◆ **The task**: Restate the records below word for word.

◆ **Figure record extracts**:
** start **

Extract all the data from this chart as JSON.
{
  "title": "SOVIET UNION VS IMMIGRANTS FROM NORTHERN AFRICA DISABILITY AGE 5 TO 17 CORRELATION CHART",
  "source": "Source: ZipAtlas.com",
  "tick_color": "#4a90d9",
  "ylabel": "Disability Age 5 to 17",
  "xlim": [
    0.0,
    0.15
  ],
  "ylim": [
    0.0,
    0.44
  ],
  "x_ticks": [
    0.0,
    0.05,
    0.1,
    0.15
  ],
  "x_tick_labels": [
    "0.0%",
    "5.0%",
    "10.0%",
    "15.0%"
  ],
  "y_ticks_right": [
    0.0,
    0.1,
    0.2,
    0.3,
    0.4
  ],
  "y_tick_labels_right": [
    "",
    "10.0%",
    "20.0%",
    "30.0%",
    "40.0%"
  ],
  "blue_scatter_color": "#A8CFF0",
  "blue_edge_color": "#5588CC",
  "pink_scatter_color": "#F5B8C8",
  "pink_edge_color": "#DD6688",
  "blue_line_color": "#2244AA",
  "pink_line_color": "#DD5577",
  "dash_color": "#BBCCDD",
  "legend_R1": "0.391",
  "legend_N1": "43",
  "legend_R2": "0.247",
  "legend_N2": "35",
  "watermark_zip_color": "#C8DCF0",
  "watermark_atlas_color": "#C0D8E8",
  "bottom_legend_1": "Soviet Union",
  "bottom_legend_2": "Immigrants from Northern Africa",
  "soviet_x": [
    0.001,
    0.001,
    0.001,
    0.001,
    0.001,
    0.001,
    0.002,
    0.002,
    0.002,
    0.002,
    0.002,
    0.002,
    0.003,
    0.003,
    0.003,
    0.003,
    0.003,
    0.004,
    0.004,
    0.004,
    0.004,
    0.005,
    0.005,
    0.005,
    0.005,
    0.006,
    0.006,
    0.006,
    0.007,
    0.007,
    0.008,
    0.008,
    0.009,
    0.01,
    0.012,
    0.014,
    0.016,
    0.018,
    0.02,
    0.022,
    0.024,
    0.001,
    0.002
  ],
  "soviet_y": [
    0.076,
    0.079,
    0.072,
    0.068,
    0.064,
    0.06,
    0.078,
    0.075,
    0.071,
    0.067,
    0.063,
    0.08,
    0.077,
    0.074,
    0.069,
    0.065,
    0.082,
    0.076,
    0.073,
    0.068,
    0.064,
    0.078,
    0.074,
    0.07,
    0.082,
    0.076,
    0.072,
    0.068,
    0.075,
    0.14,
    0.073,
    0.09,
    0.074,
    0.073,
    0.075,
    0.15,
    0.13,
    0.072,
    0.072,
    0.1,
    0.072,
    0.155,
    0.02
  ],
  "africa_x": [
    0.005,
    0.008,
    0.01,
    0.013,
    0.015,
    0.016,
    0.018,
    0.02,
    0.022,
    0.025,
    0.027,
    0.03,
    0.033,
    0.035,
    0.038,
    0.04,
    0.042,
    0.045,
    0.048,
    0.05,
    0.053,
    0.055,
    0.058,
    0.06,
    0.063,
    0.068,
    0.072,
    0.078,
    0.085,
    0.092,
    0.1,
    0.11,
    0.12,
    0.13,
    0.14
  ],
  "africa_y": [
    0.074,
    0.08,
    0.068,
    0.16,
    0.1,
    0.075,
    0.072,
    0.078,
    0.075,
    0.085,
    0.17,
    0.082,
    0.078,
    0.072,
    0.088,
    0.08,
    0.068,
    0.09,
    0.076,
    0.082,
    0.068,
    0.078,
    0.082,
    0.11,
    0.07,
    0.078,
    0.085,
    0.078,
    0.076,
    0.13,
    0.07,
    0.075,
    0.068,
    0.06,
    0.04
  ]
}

** end **

◆ **Expected answer**:
Extract all the data from this chart as JSON.
{
  "title": "SOVIET UNION VS IMMIGRANTS FROM NORTHERN AFRICA DISABILITY AGE 5 TO 17 CORRELATION CHART",
  "source": "Source: ZipAtlas.com",
  "tick_color": "#4a90d9",
  "ylabel": "Disability Age 5 to 17",
  "xlim": [
    0.0,
    0.15
  ],
  "ylim": [
    0.0,
    0.44
  ],
  "x_ticks": [
    0.0,
    0.05,
    0.1,
    0.15
  ],
  "x_tick_labels": [
    "0.0%",
    "5.0%",
    "10.0%",
    "15.0%"
  ],
  "y_ticks_right": [
    0.0,
    0.1,
    0.2,
    0.3,
    0.4
  ],
  "y_tick_labels_right": [
    "",
    "10.0%",
    "20.0%",
    "30.0%",
    "40.0%"
  ],
  "blue_scatter_color": "#A8CFF0",
  "blue_edge_color": "#5588CC",
  "pink_scatter_color": "#F5B8C8",
  "pink_edge_color": "#DD6688",
  "blue_line_color": "#2244AA",
  "pink_line_color": "#DD5577",
  "dash_color": "#BBCCDD",
  "legend_R1": "0.391",
  "legend_N1": "43",
  "legend_R2": "0.247",
  "legend_N2": "35",
  "watermark_zip_color": "#C8DCF0",
  "watermark_atlas_color": "#C0D8E8",
  "bottom_legend_1": "Soviet Union",
  "bottom_legend_2": "Immigrants from Northern Africa",
  "soviet_x": [
    0.001,
    0.001,
    0.001,
    0.001,
    0.001,
    0.001,
    0.002,
    0.002,
    0.002,
    0.002,
    0.002,
    0.002,
    0.003,
    0.003,
    0.003,
    0.003,
    0.003,
    0.004,
    0.004,
    0.004,
    0.004,
    0.005,
    0.005,
    0.005,
    0.005,
    0.006,
    0.006,
    0.006,
    0.007,
    0.007,
    0.008,
    0.008,
    0.009,
    0.01,
    0.012,
    0.014,
    0.016,
    0.018,
    0.02,
    0.022,
    0.024,
    0.001,
    0.002
  ],
  "soviet_y": [
    0.076,
    0.079,
    0.072,
    0.068,
    0.064,
    0.06,
    0.078,
    0.075,
    0.071,
    0.067,
    0.063,
    0.08,
    0.077,
    0.074,
    0.069,
    0.065,
    0.082,
    0.076,
    0.073,
    0.068,
    0.064,
    0.078,
    0.074,
    0.07,
    0.082,
    0.076,
    0.072,
    0.068,
    0.075,
    0.14,
    0.073,
    0.09,
    0.074,
    0.073,
    0.075,
    0.15,
    0.13,
    0.072,
    0.072,
    0.1,
    0.072,
    0.155,
    0.02
  ],
  "africa_x": [
    0.005,
    0.008,
    0.01,
    0.013,
    0.015,
    0.016,
    0.018,
    0.02,
    0.022,
    0.025,
    0.027,
    0.03,
    0.033,
    0.035,
    0.038,
    0.04,
    0.042,
    0.045,
    0.048,
    0.05,
    0.053,
    0.055,
    0.058,
    0.06,
    0.063,
    0.068,
    0.072,
    0.078,
    0.085,
    0.092,
    0.1,
    0.11,
    0.12,
    0.13,
    0.14
  ],
  "africa_y": [
    0.074,
    0.08,
    0.068,
    0.16,
    0.1,
    0.075,
    0.072,
    0.078,
    0.075,
    0.085,
    0.17,
    0.082,
    0.078,
    0.072,
    0.088,
    0.08,
    0.068,
    0.09,
    0.076,
    0.082,
    0.068,
    0.078,
    0.082,
    0.11,
    0.07,
    0.078,
    0.085,
    0.078,
    0.076,
    0.13,
    0.07,
    0.075,
    0.068,
    0.06,
    0.04
  ]
}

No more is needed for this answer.